**Task objective**
Scan the entries below. List each line with "FTSE".

**Records supplied**
::::::

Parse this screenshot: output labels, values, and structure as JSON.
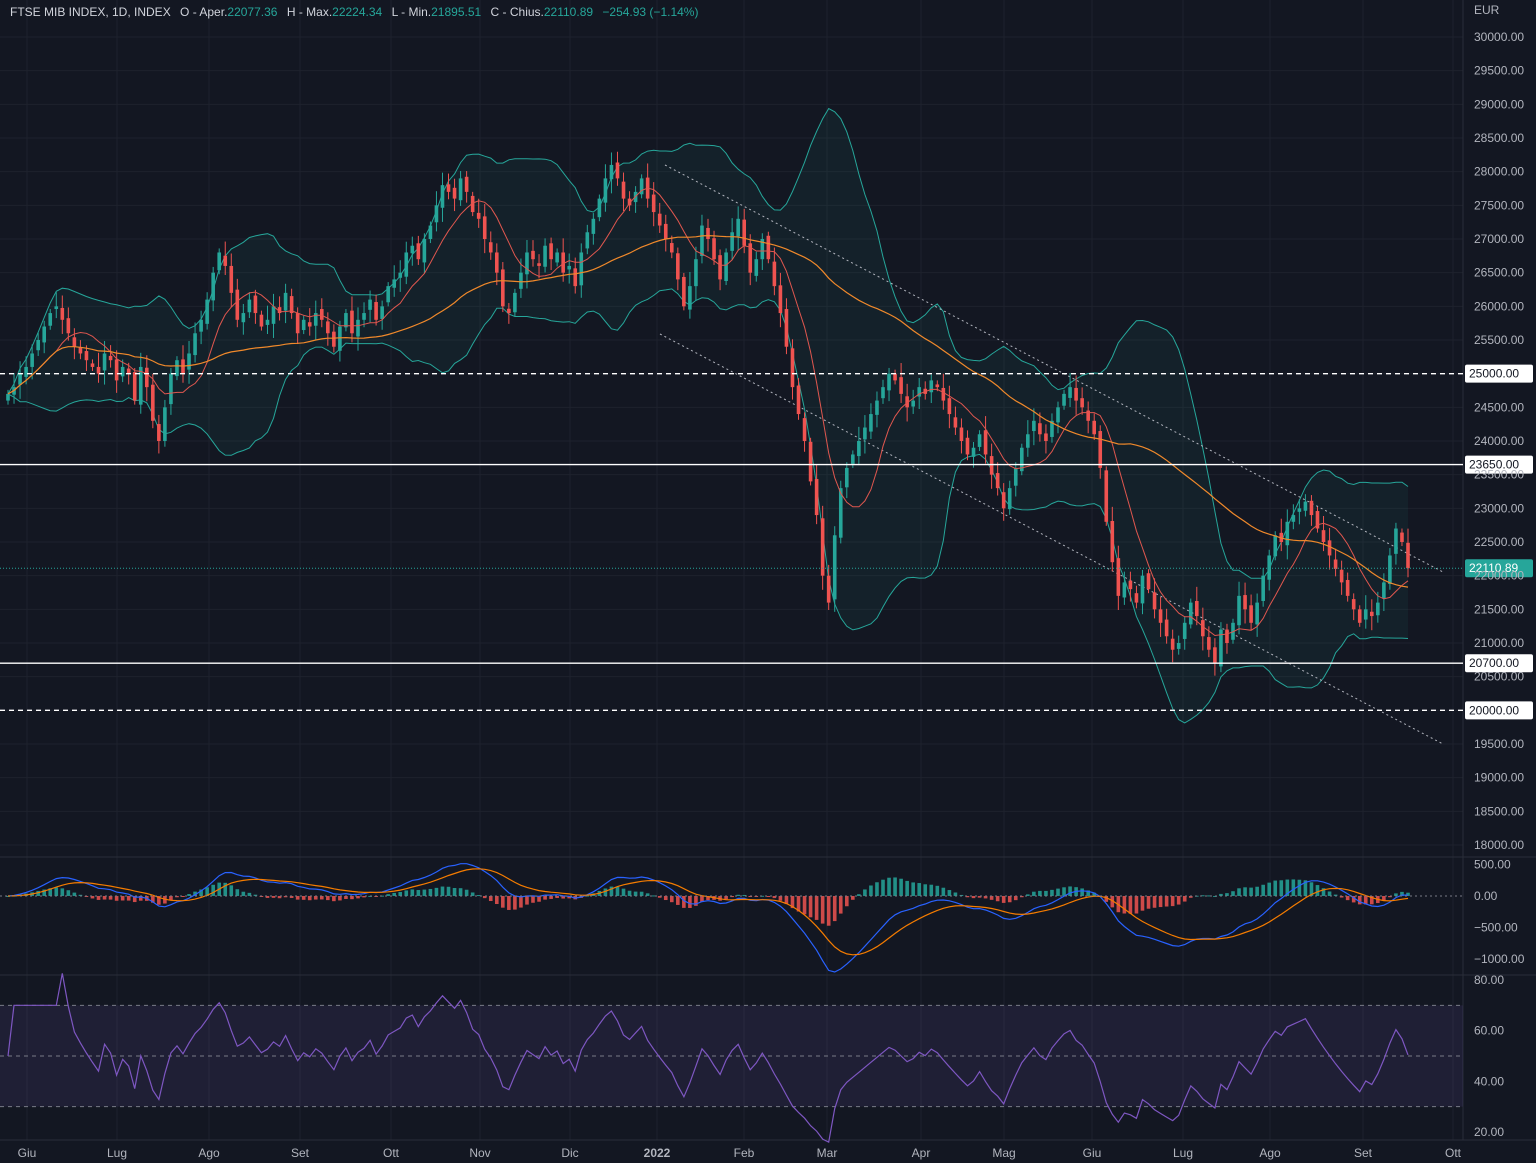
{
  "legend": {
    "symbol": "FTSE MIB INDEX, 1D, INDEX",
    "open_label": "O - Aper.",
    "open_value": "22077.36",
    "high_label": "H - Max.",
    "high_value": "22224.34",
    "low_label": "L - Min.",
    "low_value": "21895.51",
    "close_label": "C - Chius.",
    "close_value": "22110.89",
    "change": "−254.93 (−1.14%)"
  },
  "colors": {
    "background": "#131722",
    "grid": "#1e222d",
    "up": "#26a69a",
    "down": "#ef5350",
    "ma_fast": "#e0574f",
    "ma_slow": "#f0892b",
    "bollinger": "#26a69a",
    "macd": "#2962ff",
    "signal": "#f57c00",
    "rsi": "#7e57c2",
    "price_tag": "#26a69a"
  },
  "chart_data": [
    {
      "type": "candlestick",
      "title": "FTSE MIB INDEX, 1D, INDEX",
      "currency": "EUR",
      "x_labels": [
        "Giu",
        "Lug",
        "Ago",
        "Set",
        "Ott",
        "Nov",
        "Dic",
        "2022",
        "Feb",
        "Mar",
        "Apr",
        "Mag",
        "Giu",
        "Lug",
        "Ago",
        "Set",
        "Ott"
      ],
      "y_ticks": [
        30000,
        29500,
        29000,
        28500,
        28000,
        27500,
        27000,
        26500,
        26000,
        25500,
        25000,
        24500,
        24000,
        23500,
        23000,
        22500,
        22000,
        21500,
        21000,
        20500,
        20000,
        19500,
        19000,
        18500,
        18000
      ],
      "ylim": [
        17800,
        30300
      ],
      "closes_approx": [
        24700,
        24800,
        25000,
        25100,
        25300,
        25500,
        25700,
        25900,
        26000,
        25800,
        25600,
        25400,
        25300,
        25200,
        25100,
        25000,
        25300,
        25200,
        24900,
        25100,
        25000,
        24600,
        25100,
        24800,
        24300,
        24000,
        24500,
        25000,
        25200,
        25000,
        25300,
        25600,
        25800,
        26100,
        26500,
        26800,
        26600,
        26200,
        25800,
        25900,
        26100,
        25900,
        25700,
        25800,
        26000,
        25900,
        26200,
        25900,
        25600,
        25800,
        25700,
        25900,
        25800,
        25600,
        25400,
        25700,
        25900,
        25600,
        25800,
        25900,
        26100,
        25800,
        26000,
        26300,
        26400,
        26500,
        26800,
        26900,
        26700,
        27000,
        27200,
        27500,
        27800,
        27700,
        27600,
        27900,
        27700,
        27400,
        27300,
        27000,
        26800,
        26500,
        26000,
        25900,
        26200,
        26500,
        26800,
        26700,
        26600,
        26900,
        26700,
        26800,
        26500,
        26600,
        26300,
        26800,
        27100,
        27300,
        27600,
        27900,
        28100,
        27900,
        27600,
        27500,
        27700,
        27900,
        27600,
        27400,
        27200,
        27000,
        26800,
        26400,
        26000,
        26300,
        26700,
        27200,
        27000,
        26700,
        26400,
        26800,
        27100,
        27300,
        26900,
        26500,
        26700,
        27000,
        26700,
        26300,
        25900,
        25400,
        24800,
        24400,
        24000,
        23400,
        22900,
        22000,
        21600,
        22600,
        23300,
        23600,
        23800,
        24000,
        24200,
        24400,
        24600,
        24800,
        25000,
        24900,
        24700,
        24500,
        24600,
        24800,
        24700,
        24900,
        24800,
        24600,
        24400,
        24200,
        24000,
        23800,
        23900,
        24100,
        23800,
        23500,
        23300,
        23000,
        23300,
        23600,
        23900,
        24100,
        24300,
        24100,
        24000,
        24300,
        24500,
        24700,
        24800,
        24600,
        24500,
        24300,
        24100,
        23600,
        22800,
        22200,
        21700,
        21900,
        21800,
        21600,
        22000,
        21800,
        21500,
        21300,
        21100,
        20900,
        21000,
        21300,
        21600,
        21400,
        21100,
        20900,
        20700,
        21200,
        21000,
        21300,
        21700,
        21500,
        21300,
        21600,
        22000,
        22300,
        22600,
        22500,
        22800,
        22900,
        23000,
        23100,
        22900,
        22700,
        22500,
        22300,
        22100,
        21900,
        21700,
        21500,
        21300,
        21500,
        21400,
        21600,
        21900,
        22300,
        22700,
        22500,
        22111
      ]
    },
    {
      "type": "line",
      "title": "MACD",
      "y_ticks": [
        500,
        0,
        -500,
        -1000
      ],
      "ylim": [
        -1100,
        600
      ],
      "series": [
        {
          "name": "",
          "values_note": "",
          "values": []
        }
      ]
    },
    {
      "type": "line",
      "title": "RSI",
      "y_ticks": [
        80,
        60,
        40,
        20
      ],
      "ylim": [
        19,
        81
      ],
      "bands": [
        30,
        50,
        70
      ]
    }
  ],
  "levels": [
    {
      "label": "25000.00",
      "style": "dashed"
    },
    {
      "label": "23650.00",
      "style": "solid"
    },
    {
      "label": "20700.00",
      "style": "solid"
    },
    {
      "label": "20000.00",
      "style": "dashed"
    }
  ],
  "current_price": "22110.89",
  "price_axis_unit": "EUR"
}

::::::

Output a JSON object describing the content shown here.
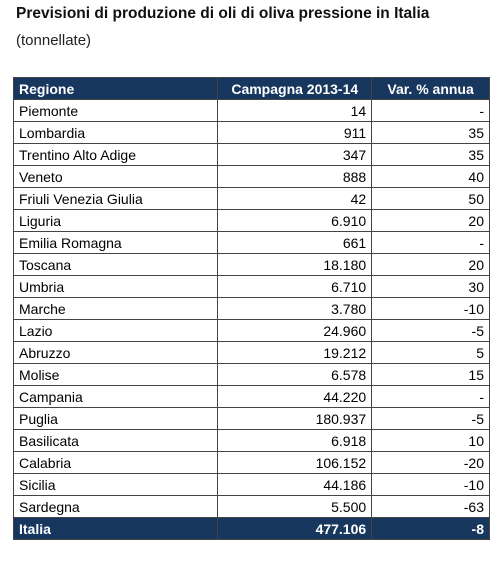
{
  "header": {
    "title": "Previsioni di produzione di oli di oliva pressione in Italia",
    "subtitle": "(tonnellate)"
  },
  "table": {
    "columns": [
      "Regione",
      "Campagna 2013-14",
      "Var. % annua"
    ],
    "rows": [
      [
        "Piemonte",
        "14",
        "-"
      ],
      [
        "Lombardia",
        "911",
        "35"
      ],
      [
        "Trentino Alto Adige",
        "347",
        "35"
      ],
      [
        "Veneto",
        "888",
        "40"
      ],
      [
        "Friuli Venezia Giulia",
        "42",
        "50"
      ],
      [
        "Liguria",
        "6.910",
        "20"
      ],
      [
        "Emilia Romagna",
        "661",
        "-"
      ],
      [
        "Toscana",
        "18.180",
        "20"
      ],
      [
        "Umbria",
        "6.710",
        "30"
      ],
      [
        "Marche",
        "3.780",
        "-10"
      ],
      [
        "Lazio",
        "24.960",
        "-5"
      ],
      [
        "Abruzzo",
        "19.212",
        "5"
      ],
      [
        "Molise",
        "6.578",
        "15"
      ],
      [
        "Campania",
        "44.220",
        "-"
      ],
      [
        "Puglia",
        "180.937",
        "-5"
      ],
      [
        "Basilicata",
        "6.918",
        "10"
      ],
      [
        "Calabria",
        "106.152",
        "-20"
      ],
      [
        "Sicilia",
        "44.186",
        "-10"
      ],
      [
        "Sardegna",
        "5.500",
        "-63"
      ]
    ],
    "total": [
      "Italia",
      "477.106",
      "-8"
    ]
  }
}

::::::

**Output of the task**
    "symbol": "FTSE MIB INDEX, 1D, INDEX",
      "title": "FTSE MIB INDEX, 1D, INDEX",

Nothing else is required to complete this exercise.